▶ _WHAT IS BEING ASKED_: Print out every line, exactly as written.

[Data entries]
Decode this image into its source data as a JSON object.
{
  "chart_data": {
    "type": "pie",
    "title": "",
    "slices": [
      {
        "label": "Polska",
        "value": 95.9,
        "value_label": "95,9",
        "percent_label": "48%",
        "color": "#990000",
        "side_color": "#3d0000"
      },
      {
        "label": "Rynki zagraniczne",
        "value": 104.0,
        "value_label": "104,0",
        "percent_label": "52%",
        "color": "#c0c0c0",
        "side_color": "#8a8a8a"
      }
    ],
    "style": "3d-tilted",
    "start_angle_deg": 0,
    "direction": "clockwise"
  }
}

▶ _TASK ANSWER_:
Decode this image into its source data as a JSON object.
{
  "chart_data": {
    "type": "pie",
    "title": "",
    "slices": [
      {
        "label": "Polska",
        "value": 95.9,
        "value_label": "95,9",
        "percent_label": "48%",
        "color": "#990000",
        "side_color": "#3d0000"
      },
      {
        "label": "Rynki zagraniczne",
        "value": 104.0,
        "value_label": "104,0",
        "percent_label": "52%",
        "color": "#c0c0c0",
        "side_color": "#8a8a8a"
      }
    ],
    "style": "3d-tilted",
    "start_angle_deg": 0,
    "direction": "clockwise"
  }
}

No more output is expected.